(Figure collection entries)
⁂
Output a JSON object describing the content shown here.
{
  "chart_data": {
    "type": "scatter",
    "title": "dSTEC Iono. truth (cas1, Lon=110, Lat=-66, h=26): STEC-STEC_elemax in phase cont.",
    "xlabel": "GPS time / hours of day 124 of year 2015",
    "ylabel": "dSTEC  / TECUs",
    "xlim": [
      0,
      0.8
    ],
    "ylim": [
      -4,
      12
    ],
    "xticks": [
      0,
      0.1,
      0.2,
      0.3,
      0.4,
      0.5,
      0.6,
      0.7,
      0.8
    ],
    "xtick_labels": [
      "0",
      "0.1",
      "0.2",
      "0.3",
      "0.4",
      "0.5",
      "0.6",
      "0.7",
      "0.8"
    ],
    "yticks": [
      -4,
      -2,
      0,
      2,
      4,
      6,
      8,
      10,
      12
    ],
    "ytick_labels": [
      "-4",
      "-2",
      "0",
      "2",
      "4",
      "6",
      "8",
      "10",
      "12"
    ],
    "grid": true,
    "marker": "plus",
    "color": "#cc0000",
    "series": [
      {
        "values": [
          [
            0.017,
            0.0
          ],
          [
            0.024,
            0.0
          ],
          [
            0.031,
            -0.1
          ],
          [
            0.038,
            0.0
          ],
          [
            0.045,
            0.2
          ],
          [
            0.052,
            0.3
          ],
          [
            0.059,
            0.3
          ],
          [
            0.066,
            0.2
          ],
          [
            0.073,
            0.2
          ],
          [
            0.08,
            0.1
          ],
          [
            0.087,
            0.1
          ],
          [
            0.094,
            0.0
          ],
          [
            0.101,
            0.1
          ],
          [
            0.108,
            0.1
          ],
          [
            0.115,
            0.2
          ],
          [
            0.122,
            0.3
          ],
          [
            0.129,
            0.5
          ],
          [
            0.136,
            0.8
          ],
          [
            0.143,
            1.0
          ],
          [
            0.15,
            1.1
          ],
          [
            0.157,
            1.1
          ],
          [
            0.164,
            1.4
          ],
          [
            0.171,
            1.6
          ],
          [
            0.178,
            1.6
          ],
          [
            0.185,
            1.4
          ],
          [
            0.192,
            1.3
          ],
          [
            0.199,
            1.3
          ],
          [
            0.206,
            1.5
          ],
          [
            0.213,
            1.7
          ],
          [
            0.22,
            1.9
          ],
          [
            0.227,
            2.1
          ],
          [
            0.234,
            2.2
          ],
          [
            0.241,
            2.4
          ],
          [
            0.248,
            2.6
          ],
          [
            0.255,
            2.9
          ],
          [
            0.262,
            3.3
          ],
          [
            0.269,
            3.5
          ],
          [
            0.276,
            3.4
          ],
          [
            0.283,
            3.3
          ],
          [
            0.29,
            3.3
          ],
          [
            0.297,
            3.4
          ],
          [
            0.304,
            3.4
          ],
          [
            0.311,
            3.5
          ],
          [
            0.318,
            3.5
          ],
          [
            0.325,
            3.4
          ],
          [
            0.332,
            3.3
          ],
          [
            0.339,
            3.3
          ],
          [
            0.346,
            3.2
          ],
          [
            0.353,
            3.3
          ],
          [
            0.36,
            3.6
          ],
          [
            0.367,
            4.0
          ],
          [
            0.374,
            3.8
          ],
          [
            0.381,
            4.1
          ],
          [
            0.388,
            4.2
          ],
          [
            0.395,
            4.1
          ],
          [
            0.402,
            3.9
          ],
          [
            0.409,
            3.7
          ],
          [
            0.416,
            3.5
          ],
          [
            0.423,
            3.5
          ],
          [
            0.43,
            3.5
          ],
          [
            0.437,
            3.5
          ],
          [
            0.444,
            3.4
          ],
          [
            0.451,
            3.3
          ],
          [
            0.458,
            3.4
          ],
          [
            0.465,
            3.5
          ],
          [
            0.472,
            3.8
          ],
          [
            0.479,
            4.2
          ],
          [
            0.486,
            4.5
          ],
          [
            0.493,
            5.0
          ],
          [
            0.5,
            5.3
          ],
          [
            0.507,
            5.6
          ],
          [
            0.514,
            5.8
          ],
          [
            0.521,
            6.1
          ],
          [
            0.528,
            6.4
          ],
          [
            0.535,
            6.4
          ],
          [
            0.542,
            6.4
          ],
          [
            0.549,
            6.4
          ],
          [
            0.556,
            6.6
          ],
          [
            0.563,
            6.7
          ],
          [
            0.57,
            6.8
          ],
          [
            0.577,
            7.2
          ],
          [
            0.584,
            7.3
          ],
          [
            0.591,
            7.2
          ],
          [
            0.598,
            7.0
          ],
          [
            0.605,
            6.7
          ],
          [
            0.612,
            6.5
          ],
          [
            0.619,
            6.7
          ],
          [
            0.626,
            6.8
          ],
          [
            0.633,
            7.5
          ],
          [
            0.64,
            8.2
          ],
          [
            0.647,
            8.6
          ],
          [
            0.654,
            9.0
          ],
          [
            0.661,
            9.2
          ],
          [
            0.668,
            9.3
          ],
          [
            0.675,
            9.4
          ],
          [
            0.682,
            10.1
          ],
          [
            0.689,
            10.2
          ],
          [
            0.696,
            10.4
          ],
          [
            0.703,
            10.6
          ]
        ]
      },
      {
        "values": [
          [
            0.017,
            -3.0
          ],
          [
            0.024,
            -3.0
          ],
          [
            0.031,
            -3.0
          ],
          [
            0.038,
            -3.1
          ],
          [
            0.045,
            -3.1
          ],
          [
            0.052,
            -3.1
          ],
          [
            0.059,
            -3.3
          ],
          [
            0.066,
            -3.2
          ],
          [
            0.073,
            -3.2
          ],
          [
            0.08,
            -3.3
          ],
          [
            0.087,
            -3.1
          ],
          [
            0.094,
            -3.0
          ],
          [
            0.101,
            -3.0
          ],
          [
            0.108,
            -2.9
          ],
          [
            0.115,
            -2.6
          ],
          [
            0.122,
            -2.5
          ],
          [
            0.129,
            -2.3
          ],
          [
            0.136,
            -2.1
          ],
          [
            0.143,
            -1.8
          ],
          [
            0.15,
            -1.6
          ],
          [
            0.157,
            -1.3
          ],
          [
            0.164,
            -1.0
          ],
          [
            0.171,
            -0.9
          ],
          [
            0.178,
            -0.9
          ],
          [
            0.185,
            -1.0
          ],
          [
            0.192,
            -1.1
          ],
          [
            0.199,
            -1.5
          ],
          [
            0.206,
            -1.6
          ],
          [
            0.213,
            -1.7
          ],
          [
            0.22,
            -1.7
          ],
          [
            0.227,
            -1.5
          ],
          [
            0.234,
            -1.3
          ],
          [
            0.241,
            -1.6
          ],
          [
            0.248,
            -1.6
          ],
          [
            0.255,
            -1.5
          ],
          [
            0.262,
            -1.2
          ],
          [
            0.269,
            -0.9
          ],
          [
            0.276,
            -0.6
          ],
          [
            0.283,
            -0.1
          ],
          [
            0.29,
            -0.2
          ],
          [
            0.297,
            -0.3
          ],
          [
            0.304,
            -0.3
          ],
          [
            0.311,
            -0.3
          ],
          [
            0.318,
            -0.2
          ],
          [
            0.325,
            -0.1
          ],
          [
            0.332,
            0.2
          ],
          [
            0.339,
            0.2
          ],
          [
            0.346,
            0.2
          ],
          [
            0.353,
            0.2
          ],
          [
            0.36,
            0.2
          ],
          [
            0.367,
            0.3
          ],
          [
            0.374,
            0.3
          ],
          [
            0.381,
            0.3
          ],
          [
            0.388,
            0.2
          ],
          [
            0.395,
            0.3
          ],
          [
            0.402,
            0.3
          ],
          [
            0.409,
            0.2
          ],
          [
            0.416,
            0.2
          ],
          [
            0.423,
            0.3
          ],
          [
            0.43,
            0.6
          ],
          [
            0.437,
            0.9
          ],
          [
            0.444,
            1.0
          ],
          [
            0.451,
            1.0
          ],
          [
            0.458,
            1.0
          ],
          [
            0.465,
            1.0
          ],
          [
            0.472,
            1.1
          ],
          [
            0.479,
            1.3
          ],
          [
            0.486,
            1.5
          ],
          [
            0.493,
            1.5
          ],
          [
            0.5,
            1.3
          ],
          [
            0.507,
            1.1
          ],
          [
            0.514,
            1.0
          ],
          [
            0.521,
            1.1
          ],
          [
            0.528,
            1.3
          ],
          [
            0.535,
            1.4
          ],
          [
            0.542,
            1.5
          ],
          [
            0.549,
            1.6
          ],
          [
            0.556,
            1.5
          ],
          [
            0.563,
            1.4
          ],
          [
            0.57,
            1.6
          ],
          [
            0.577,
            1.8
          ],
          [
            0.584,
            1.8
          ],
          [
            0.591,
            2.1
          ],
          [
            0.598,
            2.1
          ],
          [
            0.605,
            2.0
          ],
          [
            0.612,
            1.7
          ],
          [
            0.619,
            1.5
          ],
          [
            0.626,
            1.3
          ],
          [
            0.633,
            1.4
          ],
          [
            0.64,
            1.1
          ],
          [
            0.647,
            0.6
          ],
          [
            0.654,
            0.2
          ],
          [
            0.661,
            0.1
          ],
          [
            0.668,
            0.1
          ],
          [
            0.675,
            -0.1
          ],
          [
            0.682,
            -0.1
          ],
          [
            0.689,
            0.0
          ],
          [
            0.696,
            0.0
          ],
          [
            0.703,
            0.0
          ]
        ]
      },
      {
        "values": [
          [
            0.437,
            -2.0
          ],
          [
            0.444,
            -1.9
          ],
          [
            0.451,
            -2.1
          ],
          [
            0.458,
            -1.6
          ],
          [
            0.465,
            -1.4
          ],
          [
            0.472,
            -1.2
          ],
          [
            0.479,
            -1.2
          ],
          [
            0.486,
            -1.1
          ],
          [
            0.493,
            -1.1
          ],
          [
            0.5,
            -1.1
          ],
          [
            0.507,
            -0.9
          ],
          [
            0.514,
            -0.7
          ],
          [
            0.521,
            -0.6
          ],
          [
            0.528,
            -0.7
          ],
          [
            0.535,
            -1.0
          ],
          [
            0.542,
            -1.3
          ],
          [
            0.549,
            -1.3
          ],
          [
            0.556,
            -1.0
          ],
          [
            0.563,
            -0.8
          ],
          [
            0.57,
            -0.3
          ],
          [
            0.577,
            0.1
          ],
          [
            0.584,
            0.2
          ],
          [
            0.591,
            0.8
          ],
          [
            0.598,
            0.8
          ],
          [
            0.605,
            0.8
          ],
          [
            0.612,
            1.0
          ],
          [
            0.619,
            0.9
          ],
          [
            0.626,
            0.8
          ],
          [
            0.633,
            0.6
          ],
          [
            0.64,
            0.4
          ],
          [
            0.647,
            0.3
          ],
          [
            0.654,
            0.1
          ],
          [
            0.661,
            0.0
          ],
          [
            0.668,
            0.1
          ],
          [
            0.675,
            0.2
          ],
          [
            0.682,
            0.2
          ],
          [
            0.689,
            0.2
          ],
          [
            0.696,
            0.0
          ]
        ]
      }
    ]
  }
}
⁂
# Stated task
Gather every line from the entries above where the word "dSTEC" appears, and copy them.

# Full response
    "title": "dSTEC Iono. truth (cas1, Lon=110, Lat=-66, h=26): STEC-STEC_elemax in phase cont.",
    "ylabel": "dSTEC  / TECUs",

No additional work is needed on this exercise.